** EXERCISE DIRECTIONS **
Copy all lines below containing "this".

** DATA SUPPLIED **

· · ·

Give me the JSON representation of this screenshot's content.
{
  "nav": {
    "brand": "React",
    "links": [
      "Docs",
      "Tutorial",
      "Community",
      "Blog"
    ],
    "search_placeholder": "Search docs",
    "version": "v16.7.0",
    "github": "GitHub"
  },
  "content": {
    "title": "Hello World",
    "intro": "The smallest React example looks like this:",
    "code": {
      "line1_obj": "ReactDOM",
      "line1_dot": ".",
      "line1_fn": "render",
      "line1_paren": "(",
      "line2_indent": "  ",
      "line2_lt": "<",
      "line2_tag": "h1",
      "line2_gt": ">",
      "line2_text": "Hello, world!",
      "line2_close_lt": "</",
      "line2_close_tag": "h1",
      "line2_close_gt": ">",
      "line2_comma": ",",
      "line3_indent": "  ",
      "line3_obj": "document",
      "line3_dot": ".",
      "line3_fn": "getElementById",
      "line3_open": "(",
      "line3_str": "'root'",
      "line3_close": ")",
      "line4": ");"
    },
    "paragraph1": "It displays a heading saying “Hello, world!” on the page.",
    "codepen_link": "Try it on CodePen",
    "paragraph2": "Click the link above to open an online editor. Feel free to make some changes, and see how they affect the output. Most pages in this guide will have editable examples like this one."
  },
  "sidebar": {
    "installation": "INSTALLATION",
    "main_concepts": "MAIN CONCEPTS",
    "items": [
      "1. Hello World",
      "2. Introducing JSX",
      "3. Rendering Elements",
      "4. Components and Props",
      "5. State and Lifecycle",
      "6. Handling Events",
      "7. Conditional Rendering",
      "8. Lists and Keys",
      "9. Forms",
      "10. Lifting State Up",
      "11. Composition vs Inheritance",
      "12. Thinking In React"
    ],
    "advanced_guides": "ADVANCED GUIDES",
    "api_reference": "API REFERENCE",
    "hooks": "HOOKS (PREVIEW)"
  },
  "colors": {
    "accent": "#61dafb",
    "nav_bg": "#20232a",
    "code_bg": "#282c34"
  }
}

· · ·

** EXERCISE SOLUTION **
Give me the JSON representation of this screenshot's content.
    "intro": "The smallest React example looks like this:",
    "paragraph2": "Click the link above to open an online editor. Feel free to make some changes, and see how they affect the output. Most pages in this guide will have editable examples like this one."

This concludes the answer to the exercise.